Short exercise =
Repeat, exactly and completely, the entries shown underneath.

Stored data entries =
:::::
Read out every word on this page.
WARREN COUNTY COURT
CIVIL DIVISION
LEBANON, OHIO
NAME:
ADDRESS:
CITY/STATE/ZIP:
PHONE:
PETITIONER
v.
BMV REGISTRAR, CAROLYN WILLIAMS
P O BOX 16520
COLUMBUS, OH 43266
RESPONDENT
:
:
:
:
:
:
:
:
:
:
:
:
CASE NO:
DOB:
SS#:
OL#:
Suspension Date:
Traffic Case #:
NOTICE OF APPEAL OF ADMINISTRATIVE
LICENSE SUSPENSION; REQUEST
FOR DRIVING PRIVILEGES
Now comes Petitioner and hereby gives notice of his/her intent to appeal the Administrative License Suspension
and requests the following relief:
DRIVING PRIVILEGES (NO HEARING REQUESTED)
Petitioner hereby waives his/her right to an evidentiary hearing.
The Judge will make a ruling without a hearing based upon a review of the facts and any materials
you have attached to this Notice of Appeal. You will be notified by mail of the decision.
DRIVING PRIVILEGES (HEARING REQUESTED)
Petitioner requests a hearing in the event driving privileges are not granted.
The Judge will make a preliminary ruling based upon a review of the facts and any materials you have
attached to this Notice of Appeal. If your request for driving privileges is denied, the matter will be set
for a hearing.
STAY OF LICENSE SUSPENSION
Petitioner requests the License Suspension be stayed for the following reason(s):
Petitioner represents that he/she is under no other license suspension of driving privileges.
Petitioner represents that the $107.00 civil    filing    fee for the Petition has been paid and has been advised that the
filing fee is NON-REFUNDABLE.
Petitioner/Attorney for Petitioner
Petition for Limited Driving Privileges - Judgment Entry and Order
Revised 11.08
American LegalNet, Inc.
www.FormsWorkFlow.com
:::::
Worked answer =
Read out every word on this page.
WARREN COUNTY COURT
CIVIL DIVISION
LEBANON, OHIO
NAME:
ADDRESS:
CITY/STATE/ZIP:
PHONE:
PETITIONER
v.
BMV REGISTRAR, CAROLYN WILLIAMS
P O BOX 16520
COLUMBUS, OH 43266
RESPONDENT
:
:
:
:
:
:
:
:
:
:
:
:
CASE NO:
DOB:
SS#:
OL#:
Suspension Date:
Traffic Case #:
NOTICE OF APPEAL OF ADMINISTRATIVE
LICENSE SUSPENSION; REQUEST
FOR DRIVING PRIVILEGES
Now comes Petitioner and hereby gives notice of his/her intent to appeal the Administrative License Suspension
and requests the following relief:
DRIVING PRIVILEGES (NO HEARING REQUESTED)
Petitioner hereby waives his/her right to an evidentiary hearing.
The Judge will make a ruling without a hearing based upon a review of the facts and any materials
you have attached to this Notice of Appeal. You will be notified by mail of the decision.
DRIVING PRIVILEGES (HEARING REQUESTED)
Petitioner requests a hearing in the event driving privileges are not granted.
The Judge will make a preliminary ruling based upon a review of the facts and any materials you have
attached to this Notice of Appeal. If your request for driving privileges is denied, the matter will be set
for a hearing.
STAY OF LICENSE SUSPENSION
Petitioner requests the License Suspension be stayed for the following reason(s):
Petitioner represents that he/she is under no other license suspension of driving privileges.
Petitioner represents that the $107.00 civil    filing    fee for the Petition has been paid and has been advised that the
filing fee is NON-REFUNDABLE.
Petitioner/Attorney for Petitioner
Petition for Limited Driving Privileges - Judgment Entry and Order
Revised 11.08
American LegalNet, Inc.
www.FormsWorkFlow.com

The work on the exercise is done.